» Aim
Go through the records below line by line, counting those that contain the word "subjects"; answer with the count only.

» Material supplied

** start **

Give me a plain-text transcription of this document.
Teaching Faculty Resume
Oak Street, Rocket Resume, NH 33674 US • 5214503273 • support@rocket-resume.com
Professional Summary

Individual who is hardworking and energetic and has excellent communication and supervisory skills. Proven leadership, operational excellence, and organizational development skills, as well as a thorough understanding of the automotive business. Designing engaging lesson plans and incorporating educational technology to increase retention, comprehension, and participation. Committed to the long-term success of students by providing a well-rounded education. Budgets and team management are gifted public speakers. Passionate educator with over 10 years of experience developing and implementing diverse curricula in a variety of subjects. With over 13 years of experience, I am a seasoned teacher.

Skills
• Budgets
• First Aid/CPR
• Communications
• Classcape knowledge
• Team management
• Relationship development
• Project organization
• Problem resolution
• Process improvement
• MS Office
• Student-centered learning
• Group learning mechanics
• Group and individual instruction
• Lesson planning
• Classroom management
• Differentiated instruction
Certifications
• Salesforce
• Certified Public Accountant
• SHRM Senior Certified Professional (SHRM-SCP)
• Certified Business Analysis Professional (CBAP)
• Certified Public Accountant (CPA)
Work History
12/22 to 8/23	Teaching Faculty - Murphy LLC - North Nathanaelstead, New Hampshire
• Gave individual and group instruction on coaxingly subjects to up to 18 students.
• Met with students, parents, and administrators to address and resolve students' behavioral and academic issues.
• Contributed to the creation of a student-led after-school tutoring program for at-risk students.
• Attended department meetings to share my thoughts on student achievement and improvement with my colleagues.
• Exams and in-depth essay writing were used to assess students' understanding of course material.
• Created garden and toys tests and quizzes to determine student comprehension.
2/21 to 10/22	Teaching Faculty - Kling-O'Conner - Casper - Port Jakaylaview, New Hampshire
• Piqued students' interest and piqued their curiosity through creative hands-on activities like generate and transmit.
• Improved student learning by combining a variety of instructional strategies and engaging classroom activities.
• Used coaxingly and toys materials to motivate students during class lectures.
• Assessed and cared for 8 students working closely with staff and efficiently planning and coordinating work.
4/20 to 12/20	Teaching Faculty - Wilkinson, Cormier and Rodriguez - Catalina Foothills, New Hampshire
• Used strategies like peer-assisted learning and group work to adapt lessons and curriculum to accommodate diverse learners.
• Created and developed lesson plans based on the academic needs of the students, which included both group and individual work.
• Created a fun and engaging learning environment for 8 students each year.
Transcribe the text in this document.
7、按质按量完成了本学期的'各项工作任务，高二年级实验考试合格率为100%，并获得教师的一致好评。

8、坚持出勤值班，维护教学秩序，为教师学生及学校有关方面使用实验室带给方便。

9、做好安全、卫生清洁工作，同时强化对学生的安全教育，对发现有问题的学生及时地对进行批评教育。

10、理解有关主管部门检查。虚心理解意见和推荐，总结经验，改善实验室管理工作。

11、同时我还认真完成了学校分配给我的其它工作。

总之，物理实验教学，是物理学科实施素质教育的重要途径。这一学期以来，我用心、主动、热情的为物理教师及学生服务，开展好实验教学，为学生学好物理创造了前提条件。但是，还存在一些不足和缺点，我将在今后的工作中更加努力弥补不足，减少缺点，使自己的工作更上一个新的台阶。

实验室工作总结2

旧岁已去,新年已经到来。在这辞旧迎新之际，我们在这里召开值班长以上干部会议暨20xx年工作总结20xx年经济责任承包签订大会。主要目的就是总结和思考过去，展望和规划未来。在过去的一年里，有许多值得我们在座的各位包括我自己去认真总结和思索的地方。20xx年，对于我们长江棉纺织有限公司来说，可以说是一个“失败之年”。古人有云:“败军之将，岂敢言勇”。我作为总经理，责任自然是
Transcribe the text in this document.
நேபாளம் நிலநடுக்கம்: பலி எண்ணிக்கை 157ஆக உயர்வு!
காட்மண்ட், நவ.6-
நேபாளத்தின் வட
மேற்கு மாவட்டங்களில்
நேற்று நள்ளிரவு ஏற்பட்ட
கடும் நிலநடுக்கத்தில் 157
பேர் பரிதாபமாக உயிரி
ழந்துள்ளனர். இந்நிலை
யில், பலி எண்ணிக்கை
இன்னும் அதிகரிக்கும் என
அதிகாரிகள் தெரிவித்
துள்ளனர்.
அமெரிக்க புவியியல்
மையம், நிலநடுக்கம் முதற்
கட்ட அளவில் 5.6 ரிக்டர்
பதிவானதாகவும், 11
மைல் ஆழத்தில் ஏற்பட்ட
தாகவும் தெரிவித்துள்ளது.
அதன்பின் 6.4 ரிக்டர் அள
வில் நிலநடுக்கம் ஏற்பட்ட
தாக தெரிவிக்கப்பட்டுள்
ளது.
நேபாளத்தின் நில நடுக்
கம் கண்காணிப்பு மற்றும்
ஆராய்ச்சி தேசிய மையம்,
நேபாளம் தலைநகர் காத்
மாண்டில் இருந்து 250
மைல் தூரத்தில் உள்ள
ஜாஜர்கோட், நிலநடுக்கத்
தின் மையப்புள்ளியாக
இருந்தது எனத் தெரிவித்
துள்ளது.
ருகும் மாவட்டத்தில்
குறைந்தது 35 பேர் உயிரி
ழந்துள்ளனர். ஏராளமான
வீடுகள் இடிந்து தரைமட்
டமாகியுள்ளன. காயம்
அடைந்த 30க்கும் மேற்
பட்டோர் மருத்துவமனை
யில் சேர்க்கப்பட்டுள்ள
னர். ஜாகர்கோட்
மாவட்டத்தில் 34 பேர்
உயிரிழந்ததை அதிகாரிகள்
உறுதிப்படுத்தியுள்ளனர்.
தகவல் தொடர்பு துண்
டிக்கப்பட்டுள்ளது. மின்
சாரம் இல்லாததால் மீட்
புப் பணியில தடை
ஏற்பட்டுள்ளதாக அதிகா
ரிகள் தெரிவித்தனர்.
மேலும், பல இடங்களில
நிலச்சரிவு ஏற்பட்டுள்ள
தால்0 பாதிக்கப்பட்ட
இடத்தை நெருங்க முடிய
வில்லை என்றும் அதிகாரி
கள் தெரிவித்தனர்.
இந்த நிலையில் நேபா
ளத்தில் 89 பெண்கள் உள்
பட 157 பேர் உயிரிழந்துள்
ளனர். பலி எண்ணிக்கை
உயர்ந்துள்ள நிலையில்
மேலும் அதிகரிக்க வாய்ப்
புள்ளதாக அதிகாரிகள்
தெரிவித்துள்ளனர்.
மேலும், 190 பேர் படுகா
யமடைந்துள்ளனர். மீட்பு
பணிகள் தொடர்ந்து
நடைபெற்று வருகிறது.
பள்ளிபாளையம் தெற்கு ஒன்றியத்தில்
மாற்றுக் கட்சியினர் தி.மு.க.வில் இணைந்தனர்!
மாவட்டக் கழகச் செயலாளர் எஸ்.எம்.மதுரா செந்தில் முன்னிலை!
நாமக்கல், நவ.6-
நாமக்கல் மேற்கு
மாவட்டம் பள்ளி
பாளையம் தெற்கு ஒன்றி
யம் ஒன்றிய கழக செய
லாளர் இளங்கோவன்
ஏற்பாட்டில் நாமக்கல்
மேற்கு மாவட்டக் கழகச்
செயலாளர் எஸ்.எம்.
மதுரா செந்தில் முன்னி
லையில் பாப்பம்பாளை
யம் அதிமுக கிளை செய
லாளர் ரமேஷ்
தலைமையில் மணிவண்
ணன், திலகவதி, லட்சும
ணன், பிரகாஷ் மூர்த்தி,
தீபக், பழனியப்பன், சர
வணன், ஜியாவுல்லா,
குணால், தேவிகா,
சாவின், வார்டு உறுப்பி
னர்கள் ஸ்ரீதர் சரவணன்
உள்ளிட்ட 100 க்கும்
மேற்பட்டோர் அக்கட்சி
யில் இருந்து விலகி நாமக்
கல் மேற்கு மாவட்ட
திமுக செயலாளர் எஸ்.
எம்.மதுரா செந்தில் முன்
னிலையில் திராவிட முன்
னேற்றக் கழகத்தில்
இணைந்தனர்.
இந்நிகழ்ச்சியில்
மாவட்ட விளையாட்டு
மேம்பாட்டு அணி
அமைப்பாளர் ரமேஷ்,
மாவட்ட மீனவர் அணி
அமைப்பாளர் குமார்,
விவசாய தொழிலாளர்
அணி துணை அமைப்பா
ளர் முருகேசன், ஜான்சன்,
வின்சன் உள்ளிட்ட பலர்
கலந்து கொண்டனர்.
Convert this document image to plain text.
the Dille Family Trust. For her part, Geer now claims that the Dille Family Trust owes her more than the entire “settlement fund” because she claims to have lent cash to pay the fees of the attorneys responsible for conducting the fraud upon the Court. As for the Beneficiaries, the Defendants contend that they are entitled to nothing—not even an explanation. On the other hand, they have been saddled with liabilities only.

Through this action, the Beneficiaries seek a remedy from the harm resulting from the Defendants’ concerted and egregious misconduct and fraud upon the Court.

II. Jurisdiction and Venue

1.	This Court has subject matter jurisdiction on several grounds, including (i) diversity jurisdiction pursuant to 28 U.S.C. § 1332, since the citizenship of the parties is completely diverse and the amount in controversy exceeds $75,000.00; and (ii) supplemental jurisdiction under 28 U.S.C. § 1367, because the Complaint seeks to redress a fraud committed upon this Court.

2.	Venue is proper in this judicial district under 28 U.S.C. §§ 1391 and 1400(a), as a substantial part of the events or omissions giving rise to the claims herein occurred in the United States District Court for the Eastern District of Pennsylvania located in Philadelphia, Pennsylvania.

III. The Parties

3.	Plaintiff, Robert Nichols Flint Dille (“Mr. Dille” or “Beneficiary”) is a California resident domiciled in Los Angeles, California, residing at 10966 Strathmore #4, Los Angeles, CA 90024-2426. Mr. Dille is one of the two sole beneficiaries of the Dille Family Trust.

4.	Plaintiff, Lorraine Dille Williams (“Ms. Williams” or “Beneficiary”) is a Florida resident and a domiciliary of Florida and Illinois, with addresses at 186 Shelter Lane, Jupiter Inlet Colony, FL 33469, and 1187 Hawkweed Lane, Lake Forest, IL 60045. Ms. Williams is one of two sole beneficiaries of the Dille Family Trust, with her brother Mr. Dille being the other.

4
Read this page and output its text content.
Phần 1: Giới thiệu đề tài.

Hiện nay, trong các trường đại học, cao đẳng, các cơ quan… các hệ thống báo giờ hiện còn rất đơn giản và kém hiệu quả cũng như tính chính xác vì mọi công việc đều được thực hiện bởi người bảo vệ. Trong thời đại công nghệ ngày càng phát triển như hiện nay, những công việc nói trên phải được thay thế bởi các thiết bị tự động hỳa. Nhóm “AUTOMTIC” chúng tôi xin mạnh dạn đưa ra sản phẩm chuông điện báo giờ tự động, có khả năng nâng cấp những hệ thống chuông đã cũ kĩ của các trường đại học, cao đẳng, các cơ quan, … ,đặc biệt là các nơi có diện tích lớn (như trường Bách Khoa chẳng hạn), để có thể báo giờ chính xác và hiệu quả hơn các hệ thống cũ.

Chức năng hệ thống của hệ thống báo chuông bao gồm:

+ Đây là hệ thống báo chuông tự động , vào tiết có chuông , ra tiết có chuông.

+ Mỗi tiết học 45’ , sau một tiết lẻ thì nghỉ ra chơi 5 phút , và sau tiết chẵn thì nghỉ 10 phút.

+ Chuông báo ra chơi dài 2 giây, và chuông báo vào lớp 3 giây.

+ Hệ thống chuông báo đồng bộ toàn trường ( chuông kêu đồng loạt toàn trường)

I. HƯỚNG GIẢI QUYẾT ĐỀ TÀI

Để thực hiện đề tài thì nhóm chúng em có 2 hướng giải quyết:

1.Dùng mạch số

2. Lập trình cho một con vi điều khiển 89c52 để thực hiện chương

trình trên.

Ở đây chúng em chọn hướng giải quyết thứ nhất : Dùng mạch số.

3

** end **

» Response
2